> Problem to work on
Without omitting anything, retype the data that follows.

> Given records

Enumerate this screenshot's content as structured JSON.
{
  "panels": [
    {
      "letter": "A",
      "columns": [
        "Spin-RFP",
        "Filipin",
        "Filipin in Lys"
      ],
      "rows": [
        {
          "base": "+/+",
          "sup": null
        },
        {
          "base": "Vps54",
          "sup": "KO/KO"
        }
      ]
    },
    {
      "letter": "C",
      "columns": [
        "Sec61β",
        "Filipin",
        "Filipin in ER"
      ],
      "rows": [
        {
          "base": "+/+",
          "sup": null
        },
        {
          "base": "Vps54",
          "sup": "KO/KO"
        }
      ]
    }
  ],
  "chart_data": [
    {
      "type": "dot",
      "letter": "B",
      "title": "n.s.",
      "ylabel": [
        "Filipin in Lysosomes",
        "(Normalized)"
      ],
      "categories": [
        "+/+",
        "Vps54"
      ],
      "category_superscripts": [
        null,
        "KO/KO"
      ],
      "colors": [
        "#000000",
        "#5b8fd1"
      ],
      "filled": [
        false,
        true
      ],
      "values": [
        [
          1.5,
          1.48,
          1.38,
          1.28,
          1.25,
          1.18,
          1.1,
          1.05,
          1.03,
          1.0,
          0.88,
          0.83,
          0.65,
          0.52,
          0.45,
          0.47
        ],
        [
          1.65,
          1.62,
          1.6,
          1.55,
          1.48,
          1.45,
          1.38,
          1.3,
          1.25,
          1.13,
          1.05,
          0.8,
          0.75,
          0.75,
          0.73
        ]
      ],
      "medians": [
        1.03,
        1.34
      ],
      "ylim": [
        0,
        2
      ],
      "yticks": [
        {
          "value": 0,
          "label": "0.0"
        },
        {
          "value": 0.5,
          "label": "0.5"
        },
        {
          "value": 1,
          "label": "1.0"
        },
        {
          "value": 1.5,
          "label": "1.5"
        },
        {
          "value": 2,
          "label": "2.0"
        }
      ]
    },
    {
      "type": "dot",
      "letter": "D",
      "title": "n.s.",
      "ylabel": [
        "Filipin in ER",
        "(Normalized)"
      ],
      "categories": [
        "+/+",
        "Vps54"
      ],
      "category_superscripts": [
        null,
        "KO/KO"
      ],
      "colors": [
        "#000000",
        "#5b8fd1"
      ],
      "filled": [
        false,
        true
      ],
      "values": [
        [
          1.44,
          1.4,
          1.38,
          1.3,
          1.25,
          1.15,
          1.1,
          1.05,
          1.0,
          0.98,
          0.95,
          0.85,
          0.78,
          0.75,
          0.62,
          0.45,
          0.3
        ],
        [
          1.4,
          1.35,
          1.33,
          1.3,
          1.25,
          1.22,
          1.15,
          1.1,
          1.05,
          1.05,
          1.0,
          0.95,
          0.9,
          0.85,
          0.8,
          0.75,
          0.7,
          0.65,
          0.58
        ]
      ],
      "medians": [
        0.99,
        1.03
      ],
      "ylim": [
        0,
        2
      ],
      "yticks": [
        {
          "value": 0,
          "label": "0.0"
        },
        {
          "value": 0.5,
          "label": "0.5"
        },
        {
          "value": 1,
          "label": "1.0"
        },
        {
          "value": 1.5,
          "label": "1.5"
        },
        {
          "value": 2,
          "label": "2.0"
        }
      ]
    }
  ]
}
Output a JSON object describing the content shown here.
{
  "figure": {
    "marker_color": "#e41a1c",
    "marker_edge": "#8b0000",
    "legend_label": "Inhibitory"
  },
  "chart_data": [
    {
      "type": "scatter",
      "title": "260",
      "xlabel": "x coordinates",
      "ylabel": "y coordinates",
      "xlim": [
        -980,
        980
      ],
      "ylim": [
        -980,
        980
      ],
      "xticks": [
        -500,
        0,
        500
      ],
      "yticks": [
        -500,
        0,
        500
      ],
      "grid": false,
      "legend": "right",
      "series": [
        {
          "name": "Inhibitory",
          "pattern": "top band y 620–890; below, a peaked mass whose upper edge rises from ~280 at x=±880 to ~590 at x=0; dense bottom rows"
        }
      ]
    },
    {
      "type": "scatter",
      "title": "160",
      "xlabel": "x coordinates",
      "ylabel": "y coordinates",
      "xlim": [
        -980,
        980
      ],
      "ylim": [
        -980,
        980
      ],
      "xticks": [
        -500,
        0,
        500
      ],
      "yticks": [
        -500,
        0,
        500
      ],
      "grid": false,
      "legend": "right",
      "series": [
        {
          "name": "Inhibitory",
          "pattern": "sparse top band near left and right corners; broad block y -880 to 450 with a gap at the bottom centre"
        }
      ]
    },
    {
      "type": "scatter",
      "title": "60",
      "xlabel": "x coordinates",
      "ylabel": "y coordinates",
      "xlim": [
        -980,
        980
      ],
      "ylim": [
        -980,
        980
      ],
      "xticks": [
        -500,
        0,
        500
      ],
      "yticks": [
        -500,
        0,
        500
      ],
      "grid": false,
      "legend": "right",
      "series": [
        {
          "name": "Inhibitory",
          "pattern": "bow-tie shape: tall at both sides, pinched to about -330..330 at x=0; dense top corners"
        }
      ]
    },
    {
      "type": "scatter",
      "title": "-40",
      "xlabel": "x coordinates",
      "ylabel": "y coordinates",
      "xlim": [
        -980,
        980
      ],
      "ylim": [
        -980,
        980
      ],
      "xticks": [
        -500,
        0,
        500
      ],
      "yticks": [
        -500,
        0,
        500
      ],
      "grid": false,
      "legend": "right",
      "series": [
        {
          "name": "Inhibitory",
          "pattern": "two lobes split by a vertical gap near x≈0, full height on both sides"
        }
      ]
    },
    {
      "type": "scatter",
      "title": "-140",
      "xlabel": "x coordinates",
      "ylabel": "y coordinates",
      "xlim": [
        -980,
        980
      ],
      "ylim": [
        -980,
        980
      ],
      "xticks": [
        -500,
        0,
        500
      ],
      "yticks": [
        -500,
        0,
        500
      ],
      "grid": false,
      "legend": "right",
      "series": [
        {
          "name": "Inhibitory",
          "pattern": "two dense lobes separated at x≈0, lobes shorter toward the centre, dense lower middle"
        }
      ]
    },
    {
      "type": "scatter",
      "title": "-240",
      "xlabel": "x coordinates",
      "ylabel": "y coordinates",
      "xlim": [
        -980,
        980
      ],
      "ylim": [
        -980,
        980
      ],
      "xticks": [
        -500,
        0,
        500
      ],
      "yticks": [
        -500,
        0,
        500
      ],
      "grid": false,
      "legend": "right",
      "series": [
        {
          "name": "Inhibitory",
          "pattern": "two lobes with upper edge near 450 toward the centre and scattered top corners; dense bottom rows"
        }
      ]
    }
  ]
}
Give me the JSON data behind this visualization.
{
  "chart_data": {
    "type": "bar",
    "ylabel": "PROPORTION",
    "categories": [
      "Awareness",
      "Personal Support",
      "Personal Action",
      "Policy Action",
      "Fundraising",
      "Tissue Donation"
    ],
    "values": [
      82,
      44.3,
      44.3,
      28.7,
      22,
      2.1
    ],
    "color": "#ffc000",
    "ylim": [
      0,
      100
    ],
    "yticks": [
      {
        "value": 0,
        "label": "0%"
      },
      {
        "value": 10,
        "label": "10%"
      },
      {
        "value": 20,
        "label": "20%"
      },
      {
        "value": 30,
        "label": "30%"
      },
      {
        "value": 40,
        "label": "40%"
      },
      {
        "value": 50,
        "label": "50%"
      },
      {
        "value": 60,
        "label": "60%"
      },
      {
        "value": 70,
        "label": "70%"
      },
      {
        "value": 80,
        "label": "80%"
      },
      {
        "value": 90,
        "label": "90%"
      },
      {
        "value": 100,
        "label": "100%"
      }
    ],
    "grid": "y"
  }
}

> Task answer
Enumerate this screenshot's content as structured JSON.
{
  "panels": [
    {
      "letter": "A",
      "columns": [
        "Spin-RFP",
        "Filipin",
        "Filipin in Lys"
      ],
      "rows": [
        {
          "base": "+/+",
          "sup": null
        },
        {
          "base": "Vps54",
          "sup": "KO/KO"
        }
      ]
    },
    {
      "letter": "C",
      "columns": [
        "Sec61β",
        "Filipin",
        "Filipin in ER"
      ],
      "rows": [
        {
          "base": "+/+",
          "sup": null
        },
        {
          "base": "Vps54",
          "sup": "KO/KO"
        }
      ]
    }
  ],
  "chart_data": [
    {
      "type": "dot",
      "letter": "B",
      "title": "n.s.",
      "ylabel": [
        "Filipin in Lysosomes",
        "(Normalized)"
      ],
      "categories": [
        "+/+",
        "Vps54"
      ],
      "category_superscripts": [
        null,
        "KO/KO"
      ],
      "colors": [
        "#000000",
        "#5b8fd1"
      ],
      "filled": [
        false,
        true
      ],
      "values": [
        [
          1.5,
          1.48,
          1.38,
          1.28,
          1.25,
          1.18,
          1.1,
          1.05,
          1.03,
          1.0,
          0.88,
          0.83,
          0.65,
          0.52,
          0.45,
          0.47
        ],
        [
          1.65,
          1.62,
          1.6,
          1.55,
          1.48,
          1.45,
          1.38,
          1.3,
          1.25,
          1.13,
          1.05,
          0.8,
          0.75,
          0.75,
          0.73
        ]
      ],
      "medians": [
        1.03,
        1.34
      ],
      "ylim": [
        0,
        2
      ],
      "yticks": [
        {
          "value": 0,
          "label": "0.0"
        },
        {
          "value": 0.5,
          "label": "0.5"
        },
        {
          "value": 1,
          "label": "1.0"
        },
        {
          "value": 1.5,
          "label": "1.5"
        },
        {
          "value": 2,
          "label": "2.0"
        }
      ]
    },
    {
      "type": "dot",
      "letter": "D",
      "title": "n.s.",
      "ylabel": [
        "Filipin in ER",
        "(Normalized)"
      ],
      "categories": [
        "+/+",
        "Vps54"
      ],
      "category_superscripts": [
        null,
        "KO/KO"
      ],
      "colors": [
        "#000000",
        "#5b8fd1"
      ],
      "filled": [
        false,
        true
      ],
      "values": [
        [
          1.44,
          1.4,
          1.38,
          1.3,
          1.25,
          1.15,
          1.1,
          1.05,
          1.0,
          0.98,
          0.95,
          0.85,
          0.78,
          0.75,
          0.62,
          0.45,
          0.3
        ],
        [
          1.4,
          1.35,
          1.33,
          1.3,
          1.25,
          1.22,
          1.15,
          1.1,
          1.05,
          1.05,
          1.0,
          0.95,
          0.9,
          0.85,
          0.8,
          0.75,
          0.7,
          0.65,
          0.58
        ]
      ],
      "medians": [
        0.99,
        1.03
      ],
      "ylim": [
        0,
        2
      ],
      "yticks": [
        {
          "value": 0,
          "label": "0.0"
        },
        {
          "value": 0.5,
          "label": "0.5"
        },
        {
          "value": 1,
          "label": "1.0"
        },
        {
          "value": 1.5,
          "label": "1.5"
        },
        {
          "value": 2,
          "label": "2.0"
        }
      ]
    }
  ]
}
Output a JSON object describing the content shown here.
{
  "figure": {
    "marker_color": "#e41a1c",
    "marker_edge": "#8b0000",
    "legend_label": "Inhibitory"
  },
  "chart_data": [
    {
      "type": "scatter",
      "title": "260",
      "xlabel": "x coordinates",
      "ylabel": "y coordinates",
      "xlim": [
        -980,
        980
      ],
      "ylim": [
        -980,
        980
      ],
      "xticks": [
        -500,
        0,
        500
      ],
      "yticks": [
        -500,
        0,
        500
      ],
      "grid": false,
      "legend": "right",
      "series": [
        {
          "name": "Inhibitory",
          "pattern": "top band y 620–890; below, a peaked mass whose upper edge rises from ~280 at x=±880 to ~590 at x=0; dense bottom rows"
        }
      ]
    },
    {
      "type": "scatter",
      "title": "160",
      "xlabel": "x coordinates",
      "ylabel": "y coordinates",
      "xlim": [
        -980,
        980
      ],
      "ylim": [
        -980,
        980
      ],
      "xticks": [
        -500,
        0,
        500
      ],
      "yticks": [
        -500,
        0,
        500
      ],
      "grid": false,
      "legend": "right",
      "series": [
        {
          "name": "Inhibitory",
          "pattern": "sparse top band near left and right corners; broad block y -880 to 450 with a gap at the bottom centre"
        }
      ]
    },
    {
      "type": "scatter",
      "title": "60",
      "xlabel": "x coordinates",
      "ylabel": "y coordinates",
      "xlim": [
        -980,
        980
      ],
      "ylim": [
        -980,
        980
      ],
      "xticks": [
        -500,
        0,
        500
      ],
      "yticks": [
        -500,
        0,
        500
      ],
      "grid": false,
      "legend": "right",
      "series": [
        {
          "name": "Inhibitory",
          "pattern": "bow-tie shape: tall at both sides, pinched to about -330..330 at x=0; dense top corners"
        }
      ]
    },
    {
      "type": "scatter",
      "title": "-40",
      "xlabel": "x coordinates",
      "ylabel": "y coordinates",
      "xlim": [
        -980,
        980
      ],
      "ylim": [
        -980,
        980
      ],
      "xticks": [
        -500,
        0,
        500
      ],
      "yticks": [
        -500,
        0,
        500
      ],
      "grid": false,
      "legend": "right",
      "series": [
        {
          "name": "Inhibitory",
          "pattern": "two lobes split by a vertical gap near x≈0, full height on both sides"
        }
      ]
    },
    {
      "type": "scatter",
      "title": "-140",
      "xlabel": "x coordinates",
      "ylabel": "y coordinates",
      "xlim": [
        -980,
        980
      ],
      "ylim": [
        -980,
        980
      ],
      "xticks": [
        -500,
        0,
        500
      ],
      "yticks": [
        -500,
        0,
        500
      ],
      "grid": false,
      "legend": "right",
      "series": [
        {
          "name": "Inhibitory",
          "pattern": "two dense lobes separated at x≈0, lobes shorter toward the centre, dense lower middle"
        }
      ]
    },
    {
      "type": "scatter",
      "title": "-240",
      "xlabel": "x coordinates",
      "ylabel": "y coordinates",
      "xlim": [
        -980,
        980
      ],
      "ylim": [
        -980,
        980
      ],
      "xticks": [
        -500,
        0,
        500
      ],
      "yticks": [
        -500,
        0,
        500
      ],
      "grid": false,
      "legend": "right",
      "series": [
        {
          "name": "Inhibitory",
          "pattern": "two lobes with upper edge near 450 toward the centre and scattered top corners; dense bottom rows"
        }
      ]
    }
  ]
}
Give me the JSON data behind this visualization.
{
  "chart_data": {
    "type": "bar",
    "ylabel": "PROPORTION",
    "categories": [
      "Awareness",
      "Personal Support",
      "Personal Action",
      "Policy Action",
      "Fundraising",
      "Tissue Donation"
    ],
    "values": [
      82,
      44.3,
      44.3,
      28.7,
      22,
      2.1
    ],
    "color": "#ffc000",
    "ylim": [
      0,
      100
    ],
    "yticks": [
      {
        "value": 0,
        "label": "0%"
      },
      {
        "value": 10,
        "label": "10%"
      },
      {
        "value": 20,
        "label": "20%"
      },
      {
        "value": 30,
        "label": "30%"
      },
      {
        "value": 40,
        "label": "40%"
      },
      {
        "value": 50,
        "label": "50%"
      },
      {
        "value": 60,
        "label": "60%"
      },
      {
        "value": 70,
        "label": "70%"
      },
      {
        "value": 80,
        "label": "80%"
      },
      {
        "value": 90,
        "label": "90%"
      },
      {
        "value": 100,
        "label": "100%"
      }
    ],
    "grid": "y"
  }
}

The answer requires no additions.